— START OF Input material —
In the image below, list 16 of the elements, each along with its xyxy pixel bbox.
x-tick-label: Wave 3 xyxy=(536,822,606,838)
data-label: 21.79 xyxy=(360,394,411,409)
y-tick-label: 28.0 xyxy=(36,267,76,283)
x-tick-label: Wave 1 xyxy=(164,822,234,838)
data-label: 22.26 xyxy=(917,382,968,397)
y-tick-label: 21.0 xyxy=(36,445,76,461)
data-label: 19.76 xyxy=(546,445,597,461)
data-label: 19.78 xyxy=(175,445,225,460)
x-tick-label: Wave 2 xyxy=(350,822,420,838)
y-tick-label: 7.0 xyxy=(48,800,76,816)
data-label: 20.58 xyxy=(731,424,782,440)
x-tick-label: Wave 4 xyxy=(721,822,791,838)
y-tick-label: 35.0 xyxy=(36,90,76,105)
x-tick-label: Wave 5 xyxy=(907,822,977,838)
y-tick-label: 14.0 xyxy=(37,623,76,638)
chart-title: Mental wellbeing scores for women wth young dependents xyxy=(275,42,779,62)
— END OF Input material —
Copy the records above line for line, without changing a single character.

• Response below
In the image below, list 16 of the elements, each along with its xyxy pixel bbox.
x-tick-label: Wave 3 xyxy=(536,822,606,838)
data-label: 21.79 xyxy=(360,394,411,409)
y-tick-label: 28.0 xyxy=(36,267,76,283)
x-tick-label: Wave 1 xyxy=(164,822,234,838)
data-label: 22.26 xyxy=(917,382,968,397)
y-tick-label: 21.0 xyxy=(36,445,76,461)
data-label: 19.76 xyxy=(546,445,597,461)
data-label: 19.78 xyxy=(175,445,225,460)
x-tick-label: Wave 2 xyxy=(350,822,420,838)
y-tick-label: 7.0 xyxy=(48,800,76,816)
data-label: 20.58 xyxy=(731,424,782,440)
x-tick-label: Wave 4 xyxy=(721,822,791,838)
y-tick-label: 35.0 xyxy=(36,90,76,105)
x-tick-label: Wave 5 xyxy=(907,822,977,838)
y-tick-label: 14.0 xyxy=(37,623,76,638)
chart-title: Mental wellbeing scores for women wth young dependents xyxy=(275,42,779,62)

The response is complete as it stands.